(Items listed in a dataset)
#####
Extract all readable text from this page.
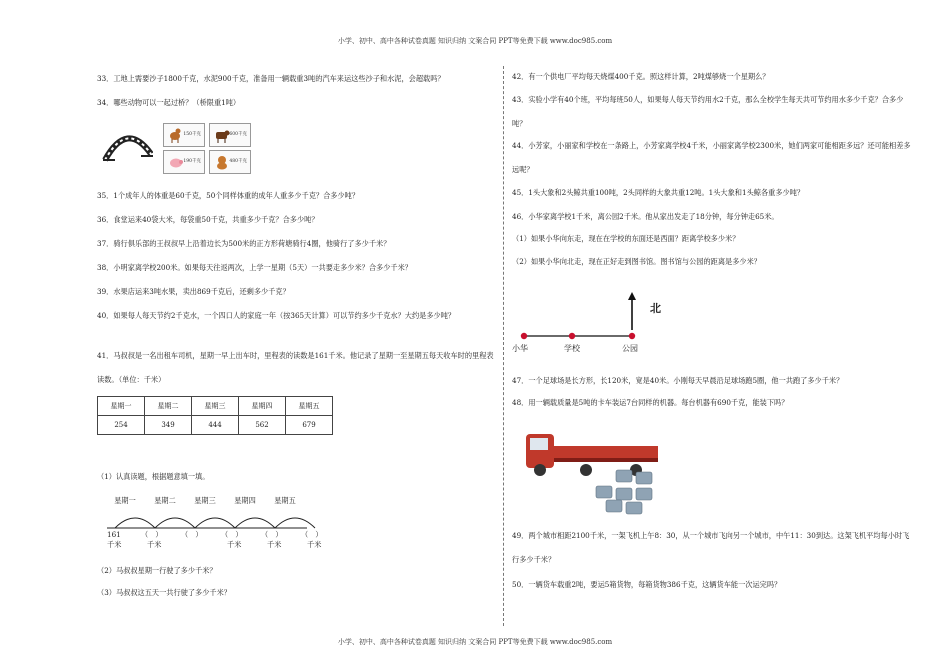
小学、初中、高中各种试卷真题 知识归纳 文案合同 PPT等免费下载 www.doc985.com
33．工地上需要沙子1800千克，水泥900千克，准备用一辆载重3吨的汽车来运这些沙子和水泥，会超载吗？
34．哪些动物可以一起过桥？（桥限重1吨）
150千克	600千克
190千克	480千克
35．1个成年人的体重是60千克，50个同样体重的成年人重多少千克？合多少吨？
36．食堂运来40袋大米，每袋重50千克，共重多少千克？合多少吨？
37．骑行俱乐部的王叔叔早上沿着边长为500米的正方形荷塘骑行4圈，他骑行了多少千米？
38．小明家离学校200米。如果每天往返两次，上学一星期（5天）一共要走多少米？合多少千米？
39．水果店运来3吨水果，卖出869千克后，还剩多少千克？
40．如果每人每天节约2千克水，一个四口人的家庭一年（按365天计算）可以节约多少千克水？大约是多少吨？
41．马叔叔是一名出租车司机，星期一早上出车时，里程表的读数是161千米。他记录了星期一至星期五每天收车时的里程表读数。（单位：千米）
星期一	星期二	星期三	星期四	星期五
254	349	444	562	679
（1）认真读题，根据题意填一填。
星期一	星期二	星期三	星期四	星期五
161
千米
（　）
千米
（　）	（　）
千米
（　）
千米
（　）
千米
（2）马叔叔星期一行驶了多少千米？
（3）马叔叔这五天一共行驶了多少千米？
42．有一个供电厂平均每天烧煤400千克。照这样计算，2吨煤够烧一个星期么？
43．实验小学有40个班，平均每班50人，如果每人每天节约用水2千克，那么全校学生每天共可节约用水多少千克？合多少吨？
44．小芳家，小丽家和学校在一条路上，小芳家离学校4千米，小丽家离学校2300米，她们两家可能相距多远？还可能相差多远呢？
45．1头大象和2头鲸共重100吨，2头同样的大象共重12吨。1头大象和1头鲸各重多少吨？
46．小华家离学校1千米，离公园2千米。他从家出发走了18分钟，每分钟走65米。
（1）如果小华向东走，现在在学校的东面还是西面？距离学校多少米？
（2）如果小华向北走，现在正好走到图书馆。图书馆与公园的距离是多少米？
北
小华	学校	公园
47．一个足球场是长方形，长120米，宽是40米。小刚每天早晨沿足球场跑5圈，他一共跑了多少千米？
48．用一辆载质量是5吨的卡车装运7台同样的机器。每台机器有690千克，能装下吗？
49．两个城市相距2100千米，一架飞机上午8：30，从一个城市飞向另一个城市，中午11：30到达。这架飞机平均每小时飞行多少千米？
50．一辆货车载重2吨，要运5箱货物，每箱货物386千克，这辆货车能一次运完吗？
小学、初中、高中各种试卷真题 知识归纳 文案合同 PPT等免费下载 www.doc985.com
#####
» **Work instructions**: Gather all lines of the records that include the word "合多少吨".

» **Completed exercise**:
35．1个成年人的体重是60千克，50个同样体重的成年人重多少千克？合多少吨？
36．食堂运来40袋大米，每袋重50千克，共重多少千克？合多少吨？
43．实验小学有40个班，平均每班50人，如果每人每天节约用水2千克，那么全校学生每天共可节约用水多少千克？合多少吨？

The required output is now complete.